● **Task goal**
List all the lines in these records that hold "likes".
┌──
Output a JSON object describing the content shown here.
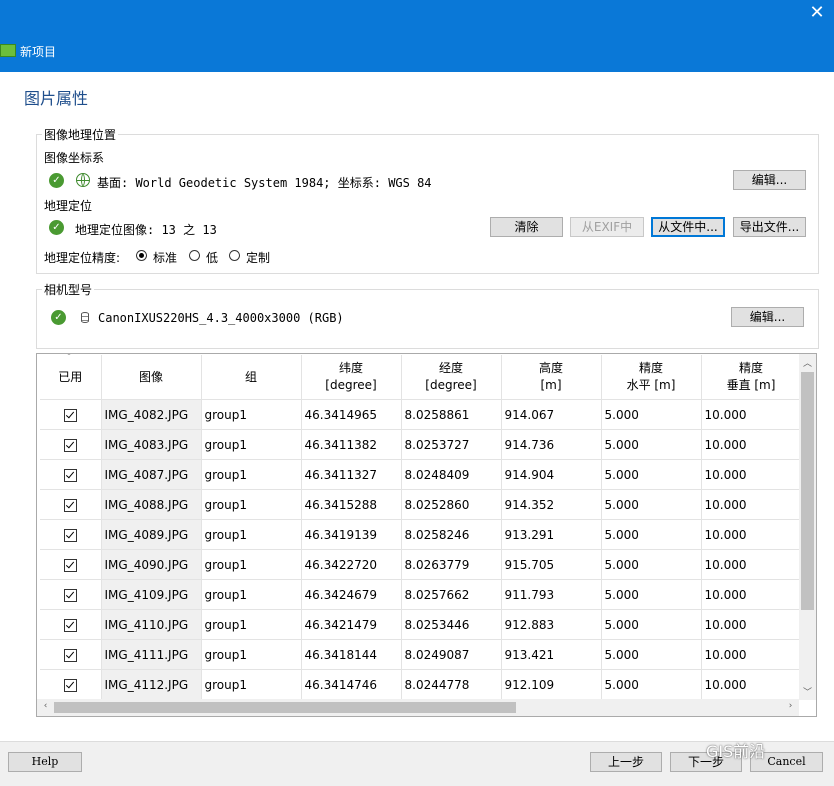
{
  "window": {
    "title": "新项目",
    "close_glyph": "✕"
  },
  "page": {
    "title": "图片属性"
  },
  "geo_section": {
    "legend": "图像地理位置",
    "crs_label": "图像坐标系",
    "crs_value": "基面: World Geodetic System 1984; 坐标系: WGS 84",
    "crs_edit": "编辑...",
    "geotag_label": "地理定位",
    "geotag_value": "地理定位图像: 13 之 13",
    "btn_clear": "清除",
    "btn_exif": "从EXIF中",
    "btn_from_file": "从文件中...",
    "btn_export": "导出文件...",
    "accuracy_label": "地理定位精度:",
    "accuracy_options": [
      "标准",
      "低",
      "定制"
    ],
    "accuracy_selected": "标准"
  },
  "camera_section": {
    "legend": "相机型号",
    "model": "CanonIXUS220HS_4.3_4000x3000 (RGB)",
    "edit": "编辑..."
  },
  "table": {
    "columns": [
      "已用",
      "图像",
      "组",
      "纬度\n[degree]",
      "经度\n[degree]",
      "高度\n[m]",
      "精度\n水平 [m]",
      "精度\n垂直 [m]"
    ],
    "rows": [
      {
        "enabled": true,
        "image": "IMG_4082.JPG",
        "group": "group1",
        "lat": "46.3414965",
        "lon": "8.0258861",
        "alt": "914.067",
        "acc_h": "5.000",
        "acc_v": "10.000"
      },
      {
        "enabled": true,
        "image": "IMG_4083.JPG",
        "group": "group1",
        "lat": "46.3411382",
        "lon": "8.0253727",
        "alt": "914.736",
        "acc_h": "5.000",
        "acc_v": "10.000"
      },
      {
        "enabled": true,
        "image": "IMG_4087.JPG",
        "group": "group1",
        "lat": "46.3411327",
        "lon": "8.0248409",
        "alt": "914.904",
        "acc_h": "5.000",
        "acc_v": "10.000"
      },
      {
        "enabled": true,
        "image": "IMG_4088.JPG",
        "group": "group1",
        "lat": "46.3415288",
        "lon": "8.0252860",
        "alt": "914.352",
        "acc_h": "5.000",
        "acc_v": "10.000"
      },
      {
        "enabled": true,
        "image": "IMG_4089.JPG",
        "group": "group1",
        "lat": "46.3419139",
        "lon": "8.0258246",
        "alt": "913.291",
        "acc_h": "5.000",
        "acc_v": "10.000"
      },
      {
        "enabled": true,
        "image": "IMG_4090.JPG",
        "group": "group1",
        "lat": "46.3422720",
        "lon": "8.0263779",
        "alt": "915.705",
        "acc_h": "5.000",
        "acc_v": "10.000"
      },
      {
        "enabled": true,
        "image": "IMG_4109.JPG",
        "group": "group1",
        "lat": "46.3424679",
        "lon": "8.0257662",
        "alt": "911.793",
        "acc_h": "5.000",
        "acc_v": "10.000"
      },
      {
        "enabled": true,
        "image": "IMG_4110.JPG",
        "group": "group1",
        "lat": "46.3421479",
        "lon": "8.0253446",
        "alt": "912.883",
        "acc_h": "5.000",
        "acc_v": "10.000"
      },
      {
        "enabled": true,
        "image": "IMG_4111.JPG",
        "group": "group1",
        "lat": "46.3418144",
        "lon": "8.0249087",
        "alt": "913.421",
        "acc_h": "5.000",
        "acc_v": "10.000"
      },
      {
        "enabled": true,
        "image": "IMG_4112.JPG",
        "group": "group1",
        "lat": "46.3414746",
        "lon": "8.0244778",
        "alt": "912.109",
        "acc_h": "5.000",
        "acc_v": "10.000"
      }
    ]
  },
  "footer": {
    "help": "Help",
    "back": "上一步",
    "next": "下一步",
    "cancel": "Cancel"
  },
  "watermark": "GIS前沿",
  "colors": {
    "titlebar": "#0a78d7",
    "page_title": "#1f4e8c",
    "ok_icon": "#4a9a32"
  },
  "icons": [
    "close-icon",
    "app-icon",
    "check-ok-icon",
    "globe-icon",
    "database-icon",
    "chevron-down-icon",
    "checkbox-icon",
    "scroll-arrow-icon"
  ]
}
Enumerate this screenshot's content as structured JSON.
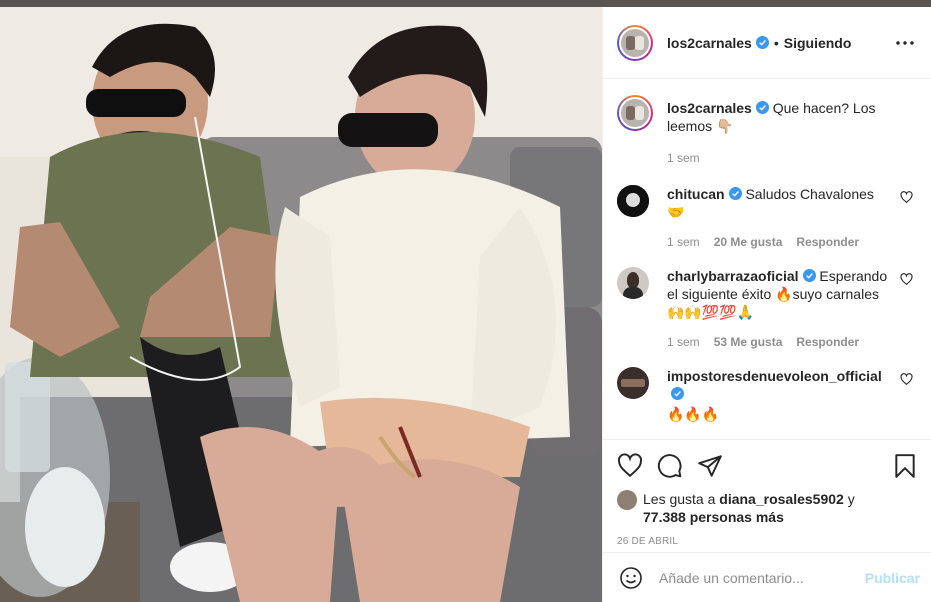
{
  "colors": {
    "verified": "#3897f0",
    "link": "#0095f6",
    "publish_disabled": "#b2dffc",
    "muted": "#8e8e8e",
    "flame": "#ff6b1a"
  },
  "post": {
    "username": "los2carnales",
    "follow_status": "Siguiendo",
    "more_icon": "more-horizontal-icon"
  },
  "caption": {
    "username": "los2carnales",
    "text": "Que hacen? Los leemos 👇🏼",
    "time": "1 sem"
  },
  "comments": [
    {
      "username": "chitucan",
      "text": "Saludos Chavalones 🤝",
      "time": "1 sem",
      "likes": "20 Me gusta",
      "reply": "Responder"
    },
    {
      "username": "charlybarrazaoficial",
      "text": "Esperando el siguiente éxito 🔥suyo carnales 🙌🙌💯💯🙏",
      "time": "1 sem",
      "likes": "53 Me gusta",
      "reply": "Responder"
    },
    {
      "username": "impostoresdenuevoleon_official",
      "text": "🔥🔥🔥",
      "time": "",
      "likes": "",
      "reply": ""
    }
  ],
  "likes": {
    "prefix": "Les gusta a",
    "user": "diana_rosales5902",
    "connector": "y",
    "others": "77.388 personas más"
  },
  "date": "26 DE ABRIL",
  "add_comment": {
    "placeholder": "Añade un comentario...",
    "publish": "Publicar"
  }
}
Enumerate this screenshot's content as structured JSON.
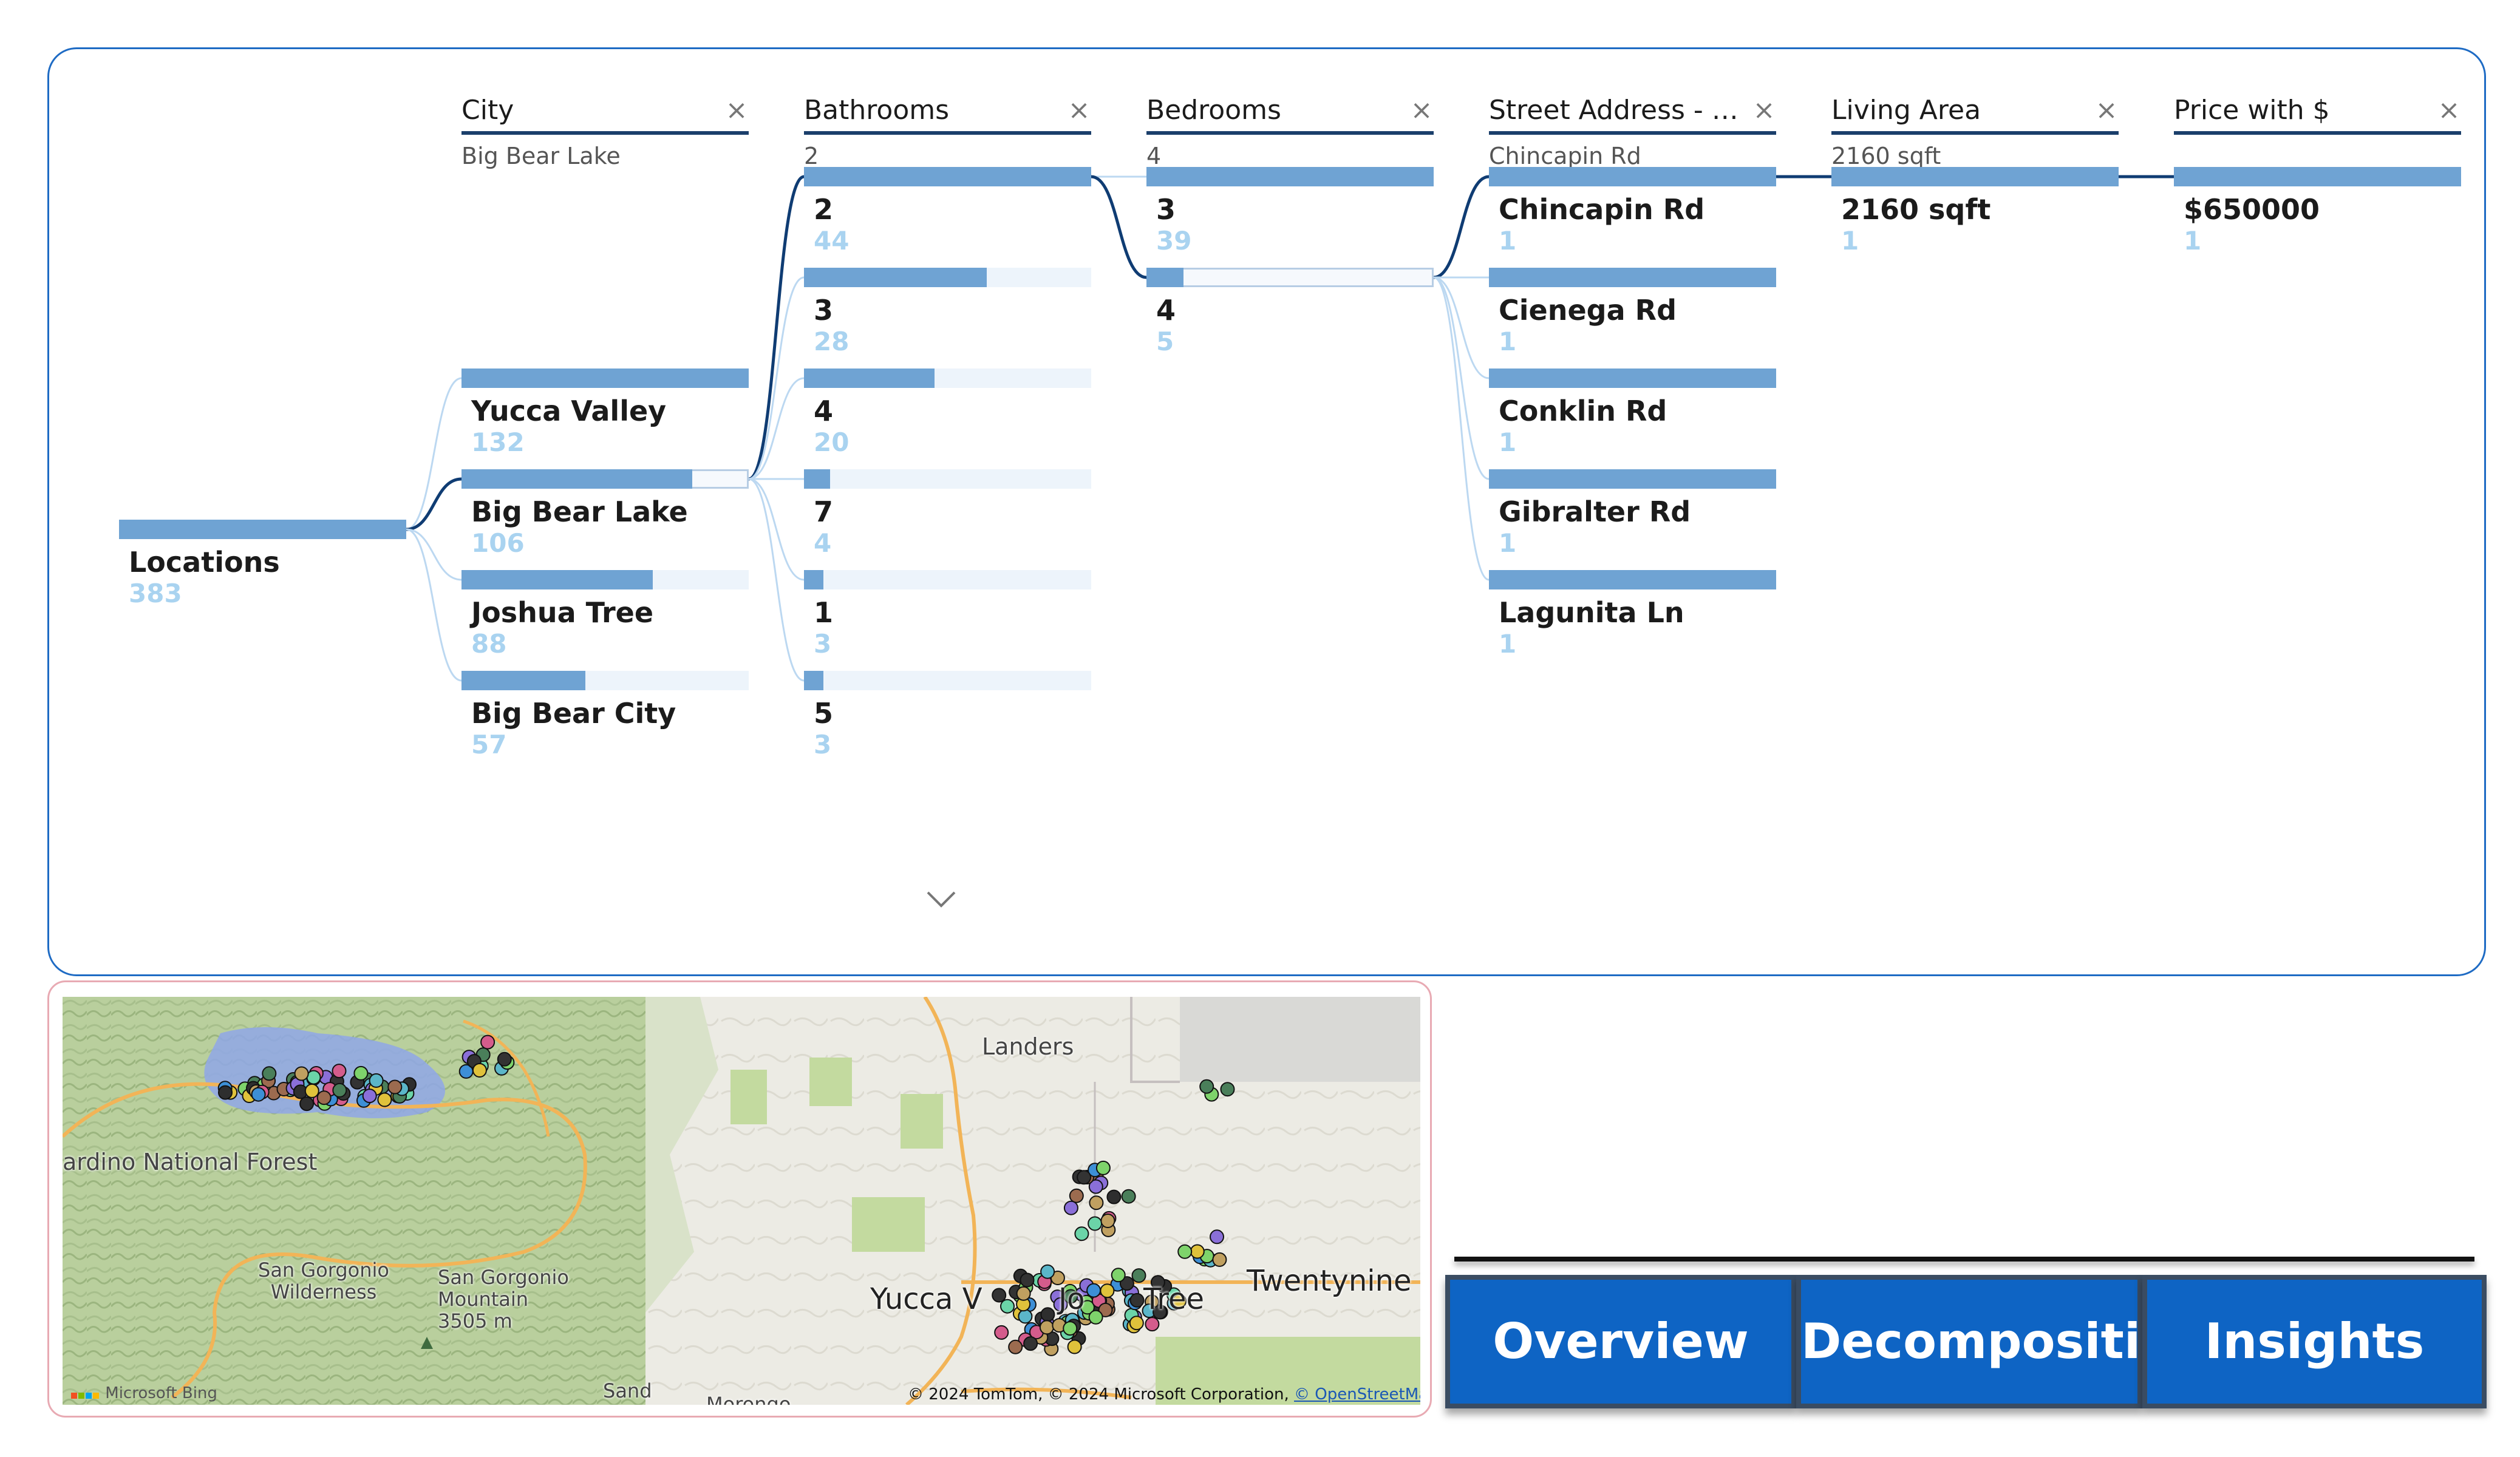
{
  "decomposition_tree": {
    "columns": [
      {
        "title": "City",
        "selected": "Big Bear Lake"
      },
      {
        "title": "Bathrooms",
        "selected": "2"
      },
      {
        "title": "Bedrooms",
        "selected": "4"
      },
      {
        "title": "Street Address - Na...",
        "selected": "Chincapin Rd"
      },
      {
        "title": "Living Area",
        "selected": "2160 sqft"
      },
      {
        "title": "Price with $",
        "selected": ""
      }
    ],
    "root": {
      "label": "Locations",
      "count": "383",
      "fill": 1.0
    },
    "levels": [
      [
        {
          "label": "Yucca Valley",
          "count": "132",
          "fill": 1.0
        },
        {
          "label": "Big Bear Lake",
          "count": "106",
          "fill": 0.803,
          "selected": true
        },
        {
          "label": "Joshua Tree",
          "count": "88",
          "fill": 0.667
        },
        {
          "label": "Big Bear City",
          "count": "57",
          "fill": 0.432
        }
      ],
      [
        {
          "label": "2",
          "count": "44",
          "fill": 1.0,
          "selected": true
        },
        {
          "label": "3",
          "count": "28",
          "fill": 0.636
        },
        {
          "label": "4",
          "count": "20",
          "fill": 0.455
        },
        {
          "label": "7",
          "count": "4",
          "fill": 0.091
        },
        {
          "label": "1",
          "count": "3",
          "fill": 0.068
        },
        {
          "label": "5",
          "count": "3",
          "fill": 0.068
        }
      ],
      [
        {
          "label": "3",
          "count": "39",
          "fill": 1.0
        },
        {
          "label": "4",
          "count": "5",
          "fill": 0.128,
          "selected": true
        }
      ],
      [
        {
          "label": "Chincapin Rd",
          "count": "1",
          "fill": 1.0,
          "selected": true
        },
        {
          "label": "Cienega Rd",
          "count": "1",
          "fill": 1.0
        },
        {
          "label": "Conklin Rd",
          "count": "1",
          "fill": 1.0
        },
        {
          "label": "Gibralter Rd",
          "count": "1",
          "fill": 1.0
        },
        {
          "label": "Lagunita Ln",
          "count": "1",
          "fill": 1.0
        }
      ],
      [
        {
          "label": "2160 sqft",
          "count": "1",
          "fill": 1.0,
          "selected": true
        }
      ],
      [
        {
          "label": "$650000",
          "count": "1",
          "fill": 1.0
        }
      ]
    ],
    "clear_icon": "x-icon",
    "expand_icon": "chevron-down-icon",
    "colors": {
      "bar": "#6fa3d3",
      "track": "#edf4fb",
      "count": "#a9d3f0",
      "path": "#0f3c73",
      "link": "#bcd8f1",
      "border": "#1e6bc4"
    }
  },
  "map": {
    "labels": [
      "Landers",
      "ardino National Forest",
      "San Gorgonio Wilderness",
      "San Gorgonio Mountain 3505 m",
      "Yucca V",
      "Jo",
      "Tree",
      "Twentynine P",
      "Sand",
      "Morongo"
    ],
    "copyright_text": "© 2024 TomTom, © 2024 Microsoft Corporation, ",
    "copyright_link": "© OpenStreetMap",
    "provider": "Microsoft Bing",
    "colors": {
      "terrain": "#cfdcb6",
      "forest": "#a8c58a",
      "desert": "#ecebe4",
      "road": "#f2b457",
      "water": "#8fa7e8",
      "park": "#bfd89d"
    }
  },
  "nav": {
    "buttons": [
      "Overview",
      "Decomposition",
      "Insights"
    ],
    "color": "#0e64c4"
  }
}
└──
● **Response to the exercise**
      "likes": "20 Me gusta",
      "likes": "53 Me gusta",
      "likes": "",
  "likes": {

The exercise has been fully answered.